*PROVIDED INFORMATION*.
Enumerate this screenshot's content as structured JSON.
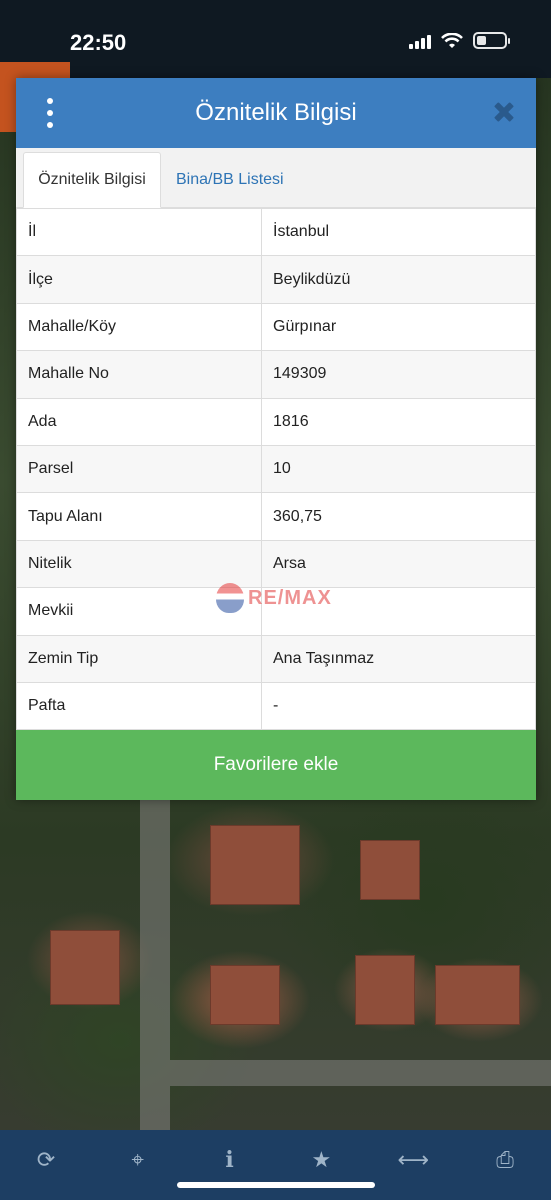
{
  "status_bar": {
    "time": "22:50"
  },
  "modal": {
    "title": "Öznitelik Bilgisi",
    "tabs": [
      {
        "label": "Öznitelik Bilgisi",
        "active": true
      },
      {
        "label": "Bina/BB Listesi",
        "active": false
      }
    ],
    "rows": [
      {
        "key": "İl",
        "value": "İstanbul"
      },
      {
        "key": "İlçe",
        "value": "Beylikdüzü"
      },
      {
        "key": "Mahalle/Köy",
        "value": "Gürpınar"
      },
      {
        "key": "Mahalle No",
        "value": "149309"
      },
      {
        "key": "Ada",
        "value": "1816"
      },
      {
        "key": "Parsel",
        "value": "10"
      },
      {
        "key": "Tapu Alanı",
        "value": "360,75"
      },
      {
        "key": "Nitelik",
        "value": "Arsa"
      },
      {
        "key": "Mevkii",
        "value": ""
      },
      {
        "key": "Zemin Tip",
        "value": "Ana Taşınmaz"
      },
      {
        "key": "Pafta",
        "value": "-"
      }
    ],
    "favorite_button_label": "Favorilere ekle"
  },
  "watermark": {
    "text": "RE/MAX"
  },
  "toolbar": {
    "icons": [
      "refresh-icon",
      "crosshair-icon",
      "info-icon",
      "star-icon",
      "measure-icon",
      "print-icon"
    ]
  },
  "colors": {
    "header": "#3d7ec0",
    "button": "#5cb85c",
    "toolbar": "#1d3e63",
    "tab_link": "#2e74b5"
  }
}
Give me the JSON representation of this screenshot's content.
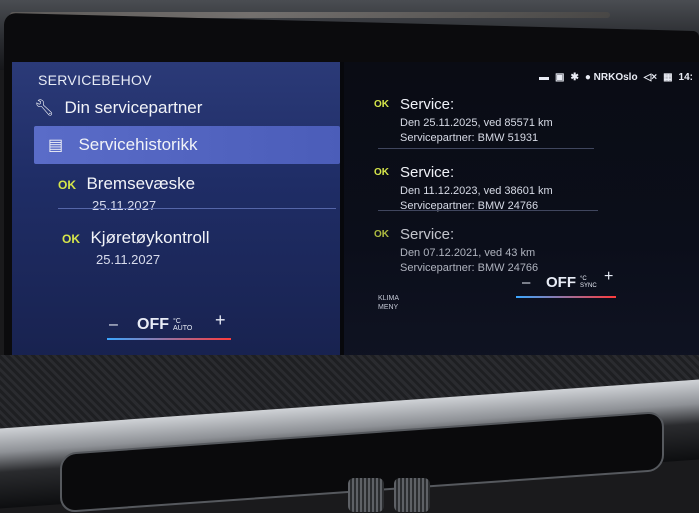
{
  "left": {
    "section_title": "SERVICEBEHOV",
    "partner_label": "Din servicepartner",
    "history_label": "Servicehistorikk",
    "items": [
      {
        "status": "OK",
        "label": "Bremsevæske",
        "date": "25.11.2027"
      },
      {
        "status": "OK",
        "label": "Kjøretøykontroll",
        "date": "25.11.2027"
      }
    ],
    "climate": {
      "minus": "–",
      "state": "OFF",
      "mode_unit": "°C",
      "mode": "AUTO",
      "plus": "+"
    }
  },
  "right": {
    "status_bar": {
      "station": "NRKOslo",
      "time": "14:"
    },
    "entries": [
      {
        "status": "OK",
        "title": "Service:",
        "date_line": "Den 25.11.2025, ved 85571 km",
        "partner_line": "Servicepartner: BMW 51931"
      },
      {
        "status": "OK",
        "title": "Service:",
        "date_line": "Den 11.12.2023, ved 38601 km",
        "partner_line": "Servicepartner: BMW 24766"
      },
      {
        "status": "OK",
        "title": "Service:",
        "date_line": "Den 07.12.2021, ved 43 km",
        "partner_line": "Servicepartner: BMW 24766"
      }
    ],
    "footer": {
      "line1": "KLIMA",
      "line2": "MENY"
    },
    "climate": {
      "minus": "–",
      "state": "OFF",
      "mode_unit": "°C",
      "mode": "SYNC",
      "plus": "+"
    }
  },
  "icons": {
    "partner": "wrench-icon",
    "history": "service-book-icon"
  },
  "colors": {
    "ok": "#d6e64a",
    "highlight": "#5a6cc8",
    "left_panel": "#2b3a78"
  }
}
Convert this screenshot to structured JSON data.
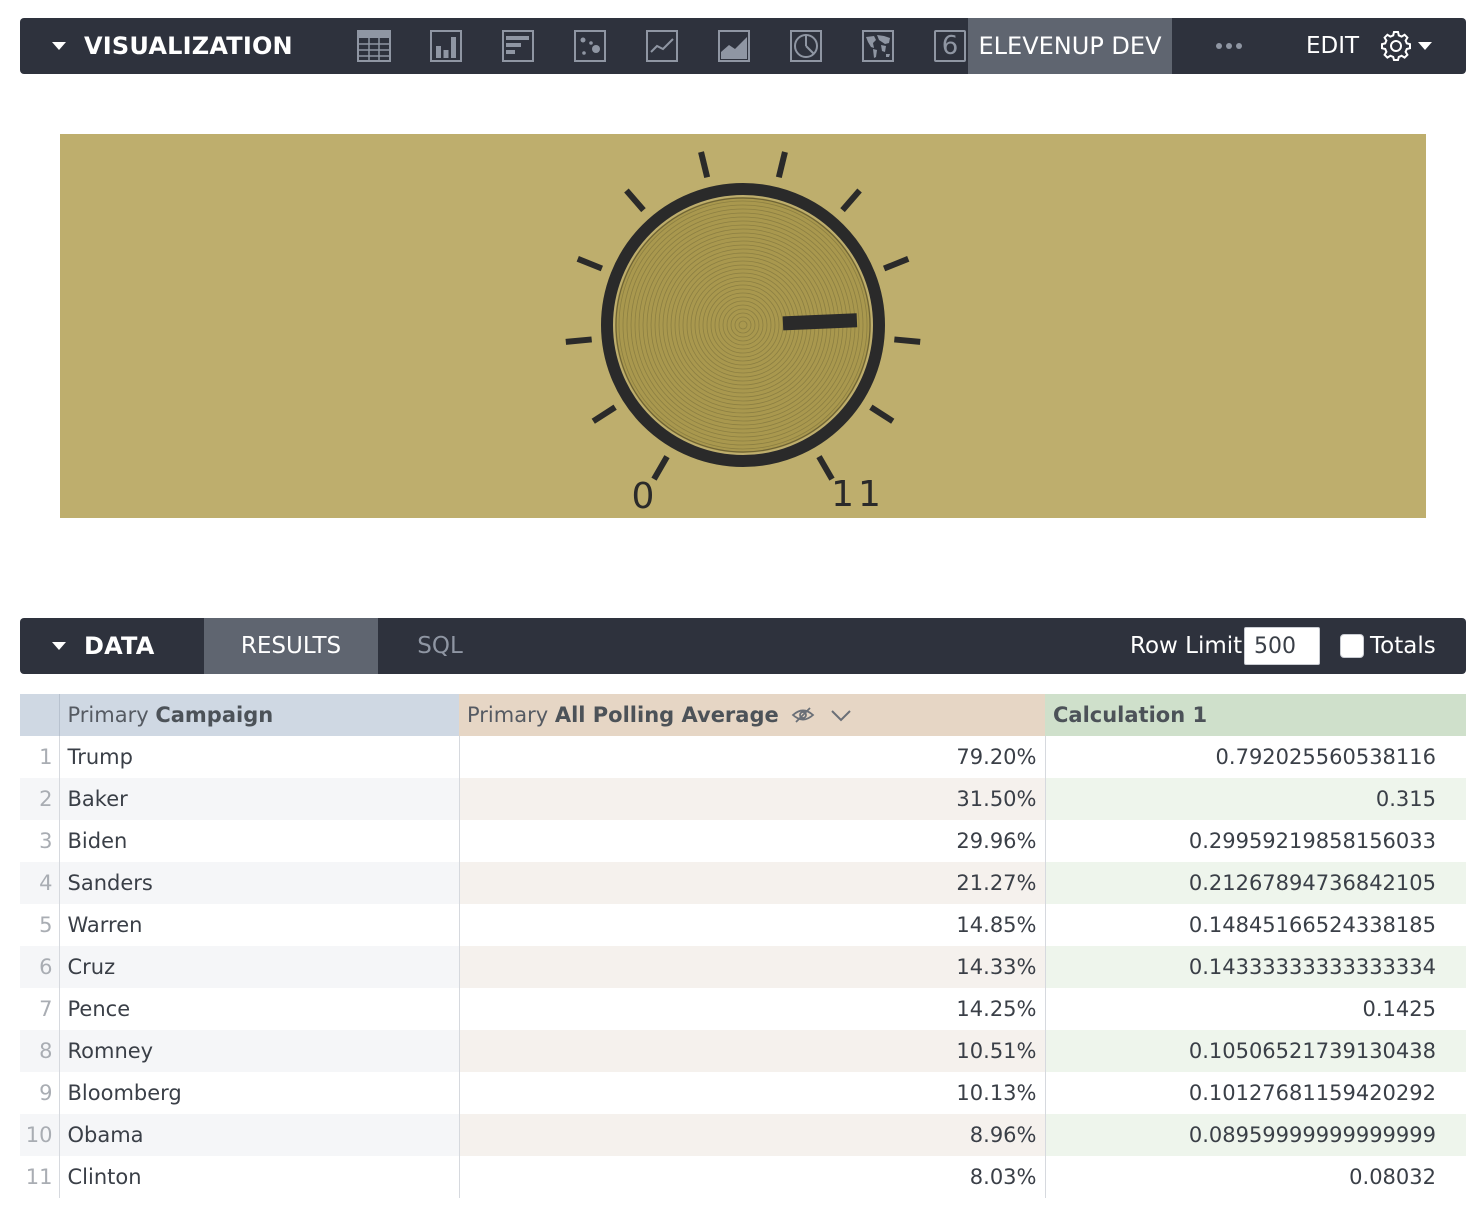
{
  "visualization_bar": {
    "title": "VISUALIZATION",
    "icons": [
      "table-icon",
      "column-chart-icon",
      "bar-chart-icon",
      "scatter-icon",
      "line-chart-icon",
      "area-chart-icon",
      "pie-chart-icon",
      "map-icon",
      "single-value-icon"
    ],
    "single_value_glyph": "6",
    "active_vis": "ELEVENUP DEV",
    "edit_label": "EDIT"
  },
  "gauge": {
    "min_label": "0",
    "max_label": "11",
    "value": 0.792,
    "colors": {
      "background": "#beae6d",
      "knob": "#a9984e",
      "ring": "#2a2a2a"
    }
  },
  "data_bar": {
    "title": "DATA",
    "tabs": [
      "RESULTS",
      "SQL"
    ],
    "row_limit_label": "Row Limit",
    "row_limit_value": "500",
    "totals_label": "Totals"
  },
  "table": {
    "headers": {
      "dim_prefix": "Primary ",
      "dim_name": "Campaign",
      "meas_prefix": "Primary ",
      "meas_name": "All Polling Average",
      "calc_name": "Calculation 1"
    },
    "rows": [
      {
        "num": "1",
        "campaign": "Trump",
        "avg": "79.20%",
        "calc": "0.792025560538116"
      },
      {
        "num": "2",
        "campaign": "Baker",
        "avg": "31.50%",
        "calc": "0.315"
      },
      {
        "num": "3",
        "campaign": "Biden",
        "avg": "29.96%",
        "calc": "0.29959219858156033"
      },
      {
        "num": "4",
        "campaign": "Sanders",
        "avg": "21.27%",
        "calc": "0.21267894736842105"
      },
      {
        "num": "5",
        "campaign": "Warren",
        "avg": "14.85%",
        "calc": "0.14845166524338185"
      },
      {
        "num": "6",
        "campaign": "Cruz",
        "avg": "14.33%",
        "calc": "0.14333333333333334"
      },
      {
        "num": "7",
        "campaign": "Pence",
        "avg": "14.25%",
        "calc": "0.1425"
      },
      {
        "num": "8",
        "campaign": "Romney",
        "avg": "10.51%",
        "calc": "0.10506521739130438"
      },
      {
        "num": "9",
        "campaign": "Bloomberg",
        "avg": "10.13%",
        "calc": "0.10127681159420292"
      },
      {
        "num": "10",
        "campaign": "Obama",
        "avg": "8.96%",
        "calc": "0.08959999999999999"
      },
      {
        "num": "11",
        "campaign": "Clinton",
        "avg": "8.03%",
        "calc": "0.08032"
      }
    ]
  },
  "colors": {
    "bar_bg": "#2e323d",
    "active_tab": "#5f6570",
    "dim_header": "#cfd8e3",
    "meas_header": "#e6d6c5",
    "calc_header": "#cfe0cb"
  }
}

*WHAT THE EXERCISE ASKS*. In the listing above, locate each line with "JSON" and copy it.

*ANSWER TO THIS EXERCISE*.
Enumerate this screenshot's content as structured JSON.
Give me the JSON representation of this screenshot's content.
Convert this screenshot to structured JSON data.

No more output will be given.